▶ _GIVEN PROBLEM_: Gather each line of the entries below that includes "ffffff".

▶ _INFORMATION SHOWN_:
==================================================

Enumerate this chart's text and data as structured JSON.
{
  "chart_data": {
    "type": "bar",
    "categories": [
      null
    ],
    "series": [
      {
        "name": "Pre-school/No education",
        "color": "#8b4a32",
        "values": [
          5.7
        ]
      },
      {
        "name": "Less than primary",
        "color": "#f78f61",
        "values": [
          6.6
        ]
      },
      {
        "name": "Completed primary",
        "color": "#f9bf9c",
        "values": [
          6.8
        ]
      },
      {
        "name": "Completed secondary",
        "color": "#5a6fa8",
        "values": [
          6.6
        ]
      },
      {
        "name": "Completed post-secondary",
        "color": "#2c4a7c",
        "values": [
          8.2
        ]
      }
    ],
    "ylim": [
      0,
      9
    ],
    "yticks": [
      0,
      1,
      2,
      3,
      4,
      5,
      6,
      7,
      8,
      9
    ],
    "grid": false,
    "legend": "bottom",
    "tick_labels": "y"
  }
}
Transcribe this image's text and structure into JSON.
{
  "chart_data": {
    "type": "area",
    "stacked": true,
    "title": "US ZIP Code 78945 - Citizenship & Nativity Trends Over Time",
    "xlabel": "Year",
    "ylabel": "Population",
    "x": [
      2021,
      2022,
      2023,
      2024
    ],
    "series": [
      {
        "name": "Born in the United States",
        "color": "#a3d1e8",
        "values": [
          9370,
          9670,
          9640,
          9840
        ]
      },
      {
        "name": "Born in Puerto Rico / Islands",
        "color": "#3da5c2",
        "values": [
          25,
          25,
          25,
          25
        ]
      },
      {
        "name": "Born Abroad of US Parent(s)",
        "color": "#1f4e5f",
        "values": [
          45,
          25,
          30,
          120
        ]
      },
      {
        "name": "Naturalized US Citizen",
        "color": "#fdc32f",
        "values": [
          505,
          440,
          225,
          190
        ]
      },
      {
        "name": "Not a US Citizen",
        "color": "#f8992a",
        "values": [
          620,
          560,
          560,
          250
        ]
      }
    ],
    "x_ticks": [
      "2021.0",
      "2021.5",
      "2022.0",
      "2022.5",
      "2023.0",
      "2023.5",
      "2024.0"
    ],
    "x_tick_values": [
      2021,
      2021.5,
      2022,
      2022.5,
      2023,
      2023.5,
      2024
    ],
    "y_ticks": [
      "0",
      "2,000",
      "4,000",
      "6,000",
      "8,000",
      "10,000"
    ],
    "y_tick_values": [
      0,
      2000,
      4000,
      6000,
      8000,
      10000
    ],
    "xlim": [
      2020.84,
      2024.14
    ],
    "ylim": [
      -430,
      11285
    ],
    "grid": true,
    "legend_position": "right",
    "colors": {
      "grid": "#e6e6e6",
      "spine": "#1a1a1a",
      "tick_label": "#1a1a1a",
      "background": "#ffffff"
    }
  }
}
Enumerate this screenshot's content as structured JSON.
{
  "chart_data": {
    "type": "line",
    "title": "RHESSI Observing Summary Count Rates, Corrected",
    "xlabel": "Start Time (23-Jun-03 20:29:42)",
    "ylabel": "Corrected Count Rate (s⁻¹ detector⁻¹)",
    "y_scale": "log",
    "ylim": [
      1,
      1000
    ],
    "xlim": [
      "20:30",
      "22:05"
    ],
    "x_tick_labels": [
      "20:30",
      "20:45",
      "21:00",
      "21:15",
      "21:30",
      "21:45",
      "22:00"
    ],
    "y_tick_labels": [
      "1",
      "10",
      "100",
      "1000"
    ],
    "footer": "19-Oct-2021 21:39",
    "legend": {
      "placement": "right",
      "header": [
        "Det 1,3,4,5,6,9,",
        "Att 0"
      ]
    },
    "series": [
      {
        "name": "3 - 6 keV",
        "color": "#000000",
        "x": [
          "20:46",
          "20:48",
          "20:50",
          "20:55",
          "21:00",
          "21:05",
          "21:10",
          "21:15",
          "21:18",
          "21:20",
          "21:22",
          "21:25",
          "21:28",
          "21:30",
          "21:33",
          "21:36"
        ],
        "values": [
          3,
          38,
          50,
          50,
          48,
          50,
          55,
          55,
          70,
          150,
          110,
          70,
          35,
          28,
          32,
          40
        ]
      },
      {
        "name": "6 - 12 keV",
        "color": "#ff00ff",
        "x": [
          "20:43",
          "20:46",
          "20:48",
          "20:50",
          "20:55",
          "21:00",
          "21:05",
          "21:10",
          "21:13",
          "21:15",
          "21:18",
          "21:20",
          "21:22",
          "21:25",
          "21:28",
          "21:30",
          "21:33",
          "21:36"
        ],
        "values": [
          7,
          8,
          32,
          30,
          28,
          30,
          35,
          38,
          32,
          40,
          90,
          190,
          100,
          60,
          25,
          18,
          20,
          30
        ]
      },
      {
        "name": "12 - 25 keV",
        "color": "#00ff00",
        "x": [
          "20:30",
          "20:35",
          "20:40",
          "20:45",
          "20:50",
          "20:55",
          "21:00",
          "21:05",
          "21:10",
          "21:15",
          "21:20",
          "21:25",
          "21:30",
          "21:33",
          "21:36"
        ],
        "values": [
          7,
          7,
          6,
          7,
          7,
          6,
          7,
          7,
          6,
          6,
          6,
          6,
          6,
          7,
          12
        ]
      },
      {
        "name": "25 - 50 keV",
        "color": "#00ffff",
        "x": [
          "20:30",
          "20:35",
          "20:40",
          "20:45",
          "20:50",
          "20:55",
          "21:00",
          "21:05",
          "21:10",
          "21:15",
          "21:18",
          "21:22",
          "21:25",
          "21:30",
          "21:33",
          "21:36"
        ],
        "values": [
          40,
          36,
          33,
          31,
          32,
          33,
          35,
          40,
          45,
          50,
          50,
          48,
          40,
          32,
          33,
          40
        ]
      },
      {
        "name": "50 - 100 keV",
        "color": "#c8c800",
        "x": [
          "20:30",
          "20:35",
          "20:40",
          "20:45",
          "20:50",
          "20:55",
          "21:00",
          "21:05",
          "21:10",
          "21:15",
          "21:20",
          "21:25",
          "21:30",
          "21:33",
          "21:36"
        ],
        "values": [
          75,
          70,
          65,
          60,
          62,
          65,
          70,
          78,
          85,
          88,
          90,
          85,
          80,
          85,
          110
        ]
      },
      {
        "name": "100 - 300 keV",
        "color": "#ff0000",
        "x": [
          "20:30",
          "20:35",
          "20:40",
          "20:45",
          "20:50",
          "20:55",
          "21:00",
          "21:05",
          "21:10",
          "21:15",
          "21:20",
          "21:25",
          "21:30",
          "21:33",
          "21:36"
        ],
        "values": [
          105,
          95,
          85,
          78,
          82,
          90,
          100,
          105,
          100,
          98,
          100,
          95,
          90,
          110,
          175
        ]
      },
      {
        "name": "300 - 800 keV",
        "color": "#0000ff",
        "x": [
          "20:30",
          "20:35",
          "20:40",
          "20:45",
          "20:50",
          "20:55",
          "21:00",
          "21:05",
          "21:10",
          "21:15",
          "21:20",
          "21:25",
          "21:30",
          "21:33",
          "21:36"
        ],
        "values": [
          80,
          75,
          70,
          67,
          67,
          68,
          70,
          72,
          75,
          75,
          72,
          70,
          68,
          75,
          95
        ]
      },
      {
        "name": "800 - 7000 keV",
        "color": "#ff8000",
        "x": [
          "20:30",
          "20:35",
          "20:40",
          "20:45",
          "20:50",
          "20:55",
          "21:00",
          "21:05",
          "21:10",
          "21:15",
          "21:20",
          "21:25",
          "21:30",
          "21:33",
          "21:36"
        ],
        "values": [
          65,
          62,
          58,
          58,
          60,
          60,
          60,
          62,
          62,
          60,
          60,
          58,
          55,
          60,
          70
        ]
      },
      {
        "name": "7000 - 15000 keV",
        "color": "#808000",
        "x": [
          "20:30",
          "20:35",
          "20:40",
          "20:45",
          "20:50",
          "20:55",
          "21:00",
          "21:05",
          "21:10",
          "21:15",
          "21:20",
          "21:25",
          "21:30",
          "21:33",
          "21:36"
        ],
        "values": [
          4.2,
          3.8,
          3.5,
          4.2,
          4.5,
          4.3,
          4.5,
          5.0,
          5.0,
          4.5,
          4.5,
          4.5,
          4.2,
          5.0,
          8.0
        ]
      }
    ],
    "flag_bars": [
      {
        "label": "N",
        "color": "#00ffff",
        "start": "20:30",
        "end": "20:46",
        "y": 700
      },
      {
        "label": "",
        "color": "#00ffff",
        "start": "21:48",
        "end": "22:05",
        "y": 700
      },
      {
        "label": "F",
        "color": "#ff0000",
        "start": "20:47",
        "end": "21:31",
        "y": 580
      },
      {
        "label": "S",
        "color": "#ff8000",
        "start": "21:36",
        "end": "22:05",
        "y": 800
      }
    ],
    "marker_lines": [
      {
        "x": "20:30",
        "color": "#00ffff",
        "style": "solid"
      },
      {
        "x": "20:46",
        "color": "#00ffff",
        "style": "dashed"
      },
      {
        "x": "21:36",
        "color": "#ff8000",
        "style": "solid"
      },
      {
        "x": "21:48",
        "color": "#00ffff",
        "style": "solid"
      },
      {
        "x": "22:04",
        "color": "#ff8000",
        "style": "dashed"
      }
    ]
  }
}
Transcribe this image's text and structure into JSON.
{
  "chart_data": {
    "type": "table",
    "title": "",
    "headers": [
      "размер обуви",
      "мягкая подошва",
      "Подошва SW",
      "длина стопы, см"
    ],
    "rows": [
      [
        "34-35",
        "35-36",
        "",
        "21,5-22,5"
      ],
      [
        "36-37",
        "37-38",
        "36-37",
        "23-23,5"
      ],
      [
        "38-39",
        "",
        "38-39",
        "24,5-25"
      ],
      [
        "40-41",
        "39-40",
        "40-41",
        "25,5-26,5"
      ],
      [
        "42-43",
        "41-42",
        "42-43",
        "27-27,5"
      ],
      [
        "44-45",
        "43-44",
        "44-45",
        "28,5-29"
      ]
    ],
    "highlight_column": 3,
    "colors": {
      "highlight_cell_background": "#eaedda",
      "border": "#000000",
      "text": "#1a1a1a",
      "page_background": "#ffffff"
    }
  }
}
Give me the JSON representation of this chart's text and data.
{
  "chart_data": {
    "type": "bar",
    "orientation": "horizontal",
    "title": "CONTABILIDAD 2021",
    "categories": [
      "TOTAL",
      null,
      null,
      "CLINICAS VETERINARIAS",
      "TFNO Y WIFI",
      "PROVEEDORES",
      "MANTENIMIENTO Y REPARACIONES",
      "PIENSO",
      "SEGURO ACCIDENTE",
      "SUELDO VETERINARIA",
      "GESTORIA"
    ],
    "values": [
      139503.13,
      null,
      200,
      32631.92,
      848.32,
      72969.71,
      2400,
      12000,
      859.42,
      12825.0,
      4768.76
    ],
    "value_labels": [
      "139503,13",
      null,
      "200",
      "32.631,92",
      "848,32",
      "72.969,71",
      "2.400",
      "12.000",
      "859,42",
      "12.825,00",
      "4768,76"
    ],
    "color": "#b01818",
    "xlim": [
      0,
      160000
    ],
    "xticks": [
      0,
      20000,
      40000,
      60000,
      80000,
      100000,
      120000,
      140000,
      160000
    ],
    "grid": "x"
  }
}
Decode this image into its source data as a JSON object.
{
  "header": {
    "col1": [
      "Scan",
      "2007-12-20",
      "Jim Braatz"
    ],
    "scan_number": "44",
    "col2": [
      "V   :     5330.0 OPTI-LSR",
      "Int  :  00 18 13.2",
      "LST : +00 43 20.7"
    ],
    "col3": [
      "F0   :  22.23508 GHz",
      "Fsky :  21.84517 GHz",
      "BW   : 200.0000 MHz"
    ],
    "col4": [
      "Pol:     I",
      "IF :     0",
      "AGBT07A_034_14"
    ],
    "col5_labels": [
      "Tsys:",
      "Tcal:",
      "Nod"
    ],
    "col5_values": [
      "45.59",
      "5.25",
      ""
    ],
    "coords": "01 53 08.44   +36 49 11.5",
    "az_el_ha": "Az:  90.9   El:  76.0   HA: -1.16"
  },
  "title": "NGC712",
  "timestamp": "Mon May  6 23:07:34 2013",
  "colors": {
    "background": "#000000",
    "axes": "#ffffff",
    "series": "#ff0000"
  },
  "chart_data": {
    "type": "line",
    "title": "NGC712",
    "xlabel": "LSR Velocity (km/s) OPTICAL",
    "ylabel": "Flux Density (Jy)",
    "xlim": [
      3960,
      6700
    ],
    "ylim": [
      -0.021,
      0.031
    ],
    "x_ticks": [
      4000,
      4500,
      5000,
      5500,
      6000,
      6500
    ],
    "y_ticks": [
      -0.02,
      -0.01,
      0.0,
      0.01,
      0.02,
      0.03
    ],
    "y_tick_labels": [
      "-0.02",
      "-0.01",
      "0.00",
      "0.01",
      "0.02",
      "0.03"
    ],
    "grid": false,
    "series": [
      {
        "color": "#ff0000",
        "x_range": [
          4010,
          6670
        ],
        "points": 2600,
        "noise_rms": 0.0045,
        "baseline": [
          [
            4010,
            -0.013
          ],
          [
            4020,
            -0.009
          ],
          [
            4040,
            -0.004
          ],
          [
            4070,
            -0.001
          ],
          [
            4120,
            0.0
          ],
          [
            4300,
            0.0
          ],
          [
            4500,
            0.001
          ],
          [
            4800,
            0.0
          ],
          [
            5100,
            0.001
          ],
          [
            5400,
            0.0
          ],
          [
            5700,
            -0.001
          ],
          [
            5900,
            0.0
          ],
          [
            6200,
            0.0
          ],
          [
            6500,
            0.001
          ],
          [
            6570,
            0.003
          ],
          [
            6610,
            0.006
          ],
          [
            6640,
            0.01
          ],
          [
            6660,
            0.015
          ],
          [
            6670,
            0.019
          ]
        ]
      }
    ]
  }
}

==================================================

▶ _PROBLEM SOLUTION_:
      "background": "#ffffff"
      "page_background": "#ffffff"
    "axes": "#ffffff",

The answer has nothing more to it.